• EXERCISE INSTRUCTIONS:
Could you copy each line of the entries that contains "name"?

[[ RECORDS SUPPLIED open ]]

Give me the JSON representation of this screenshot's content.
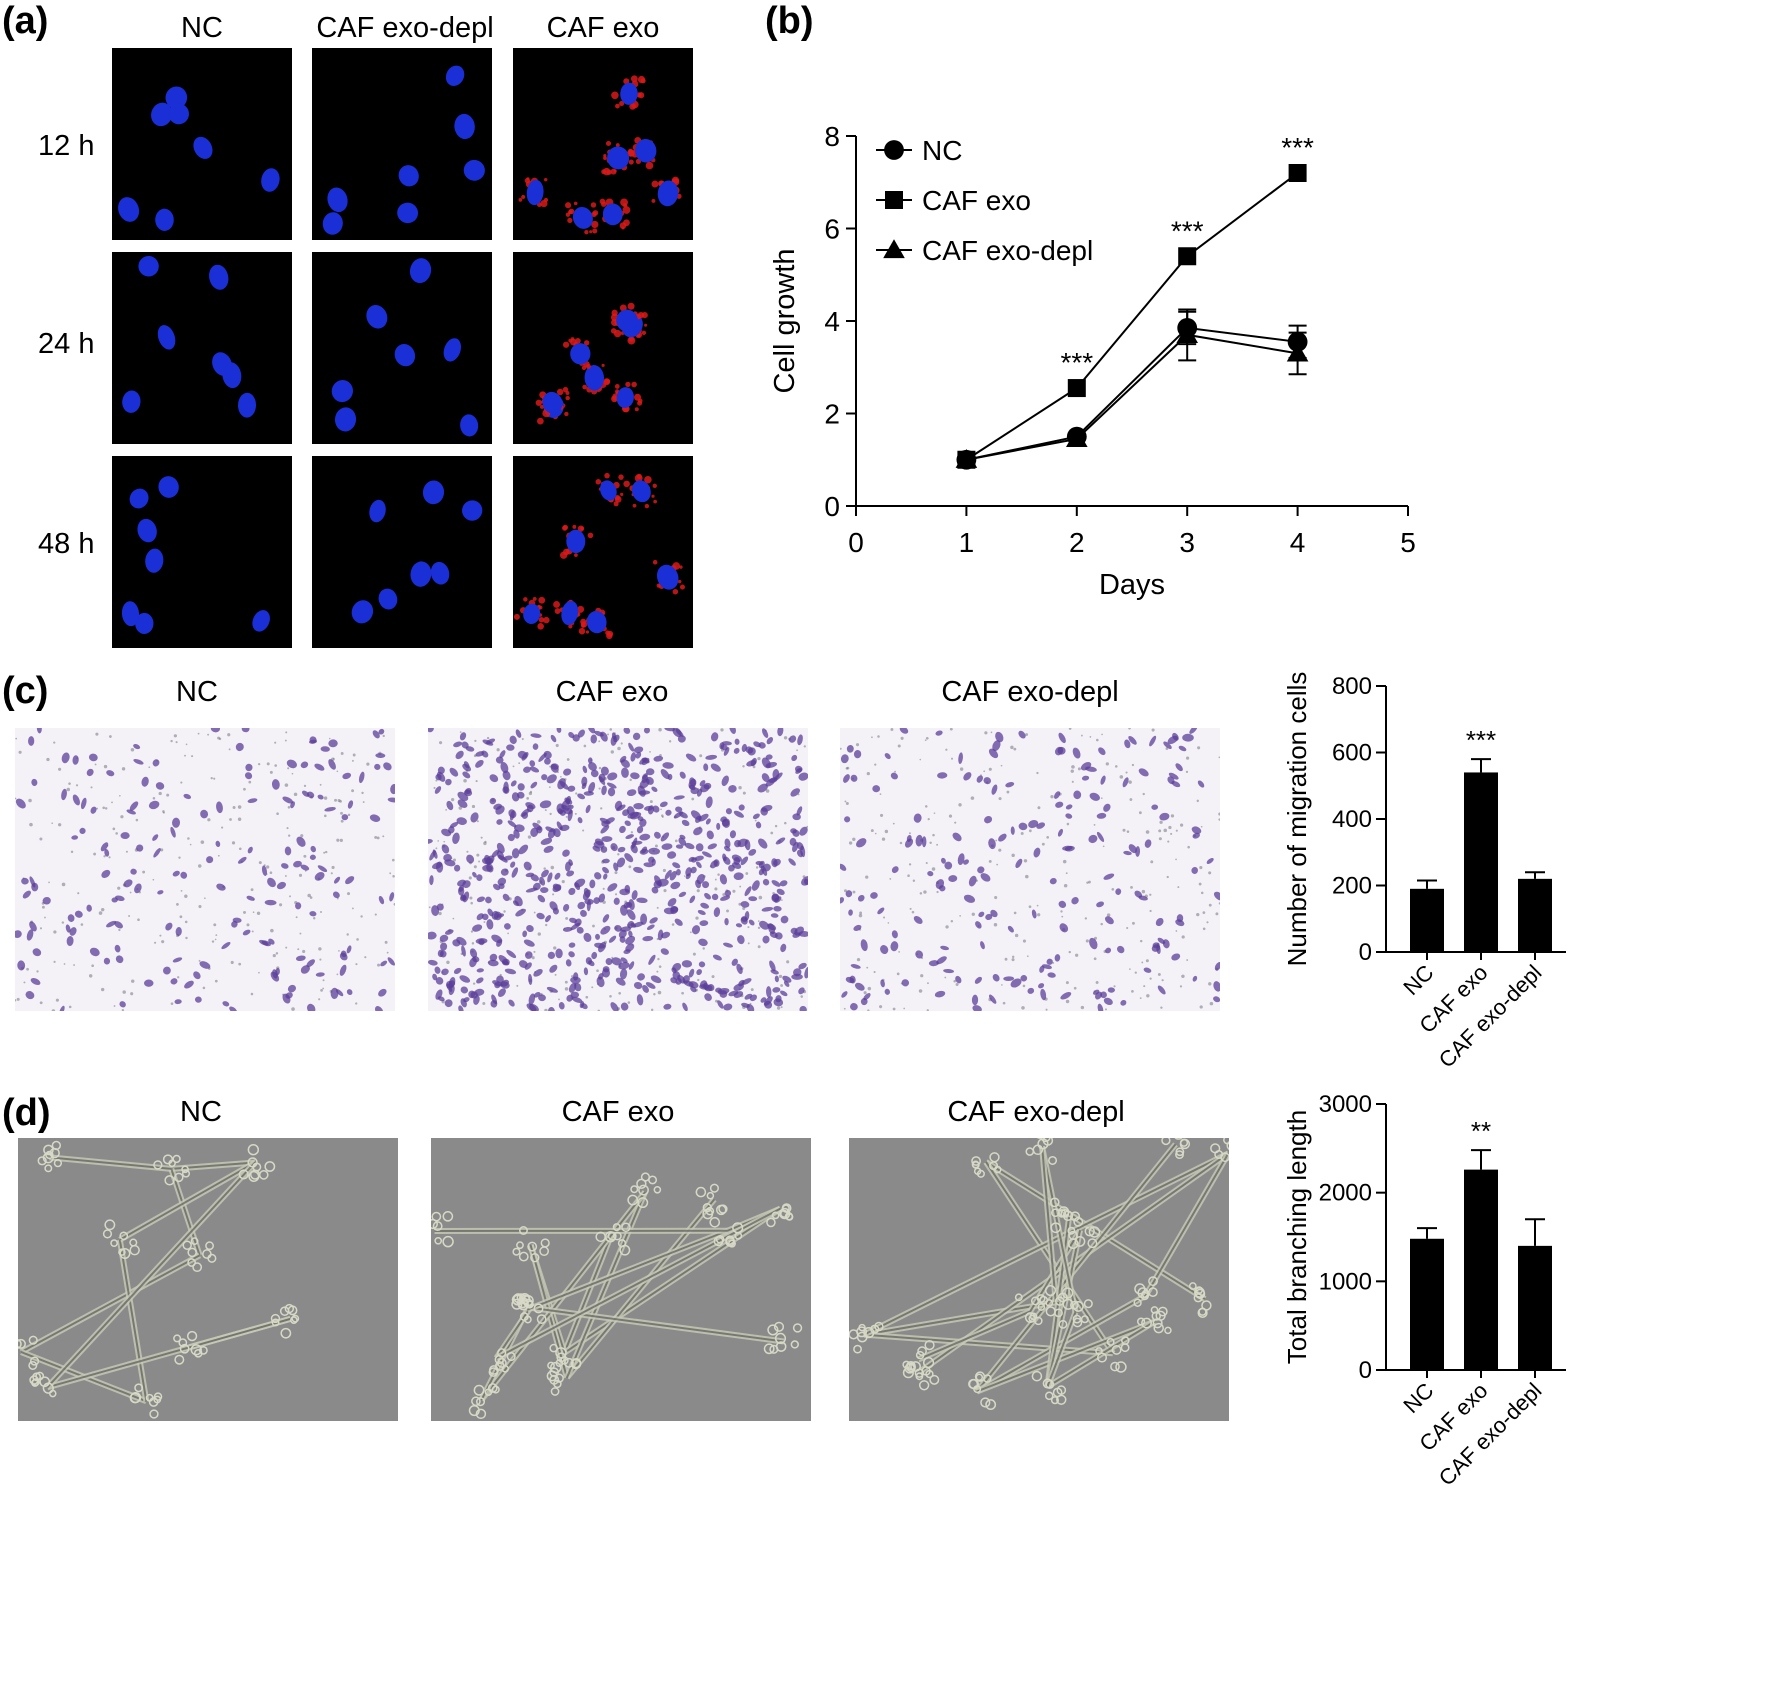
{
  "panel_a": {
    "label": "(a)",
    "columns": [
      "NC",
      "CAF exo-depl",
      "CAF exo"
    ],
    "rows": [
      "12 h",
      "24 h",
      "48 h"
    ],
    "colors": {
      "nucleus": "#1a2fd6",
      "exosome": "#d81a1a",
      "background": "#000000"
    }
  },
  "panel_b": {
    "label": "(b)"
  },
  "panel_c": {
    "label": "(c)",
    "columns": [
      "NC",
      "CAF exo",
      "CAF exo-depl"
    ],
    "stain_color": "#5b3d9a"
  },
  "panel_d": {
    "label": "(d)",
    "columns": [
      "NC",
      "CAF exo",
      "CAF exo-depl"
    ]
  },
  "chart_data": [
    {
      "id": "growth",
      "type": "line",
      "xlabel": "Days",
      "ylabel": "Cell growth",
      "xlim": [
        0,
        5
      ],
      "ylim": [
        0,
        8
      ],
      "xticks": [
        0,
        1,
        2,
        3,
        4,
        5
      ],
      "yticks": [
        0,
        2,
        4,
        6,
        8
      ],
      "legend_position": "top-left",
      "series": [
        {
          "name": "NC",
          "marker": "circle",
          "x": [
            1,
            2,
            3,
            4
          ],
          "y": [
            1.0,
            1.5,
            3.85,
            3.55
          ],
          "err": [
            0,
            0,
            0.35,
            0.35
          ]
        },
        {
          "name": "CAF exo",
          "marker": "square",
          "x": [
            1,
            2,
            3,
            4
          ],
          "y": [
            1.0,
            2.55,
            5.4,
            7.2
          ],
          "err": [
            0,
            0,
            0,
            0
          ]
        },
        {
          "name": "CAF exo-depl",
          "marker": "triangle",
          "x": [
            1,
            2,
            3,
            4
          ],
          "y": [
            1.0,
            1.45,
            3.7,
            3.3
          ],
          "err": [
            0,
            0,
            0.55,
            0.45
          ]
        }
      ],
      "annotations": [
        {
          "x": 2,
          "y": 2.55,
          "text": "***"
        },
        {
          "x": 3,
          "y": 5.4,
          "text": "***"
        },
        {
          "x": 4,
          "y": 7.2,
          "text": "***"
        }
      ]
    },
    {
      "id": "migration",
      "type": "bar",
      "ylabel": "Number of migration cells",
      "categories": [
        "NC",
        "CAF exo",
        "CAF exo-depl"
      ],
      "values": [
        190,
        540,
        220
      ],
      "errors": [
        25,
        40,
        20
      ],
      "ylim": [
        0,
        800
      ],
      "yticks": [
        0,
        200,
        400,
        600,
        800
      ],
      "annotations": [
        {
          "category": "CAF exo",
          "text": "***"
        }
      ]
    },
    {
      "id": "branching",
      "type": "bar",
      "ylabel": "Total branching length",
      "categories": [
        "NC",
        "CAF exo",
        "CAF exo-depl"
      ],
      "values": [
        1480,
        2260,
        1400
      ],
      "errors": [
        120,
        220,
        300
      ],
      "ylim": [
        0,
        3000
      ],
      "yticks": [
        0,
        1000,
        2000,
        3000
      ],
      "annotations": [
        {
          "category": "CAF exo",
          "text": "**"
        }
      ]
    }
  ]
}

[[ RECORDS SUPPLIED closed ]]

• TASK ANSWER:
          "name": "NC",
          "name": "CAF exo",
          "name": "CAF exo-depl",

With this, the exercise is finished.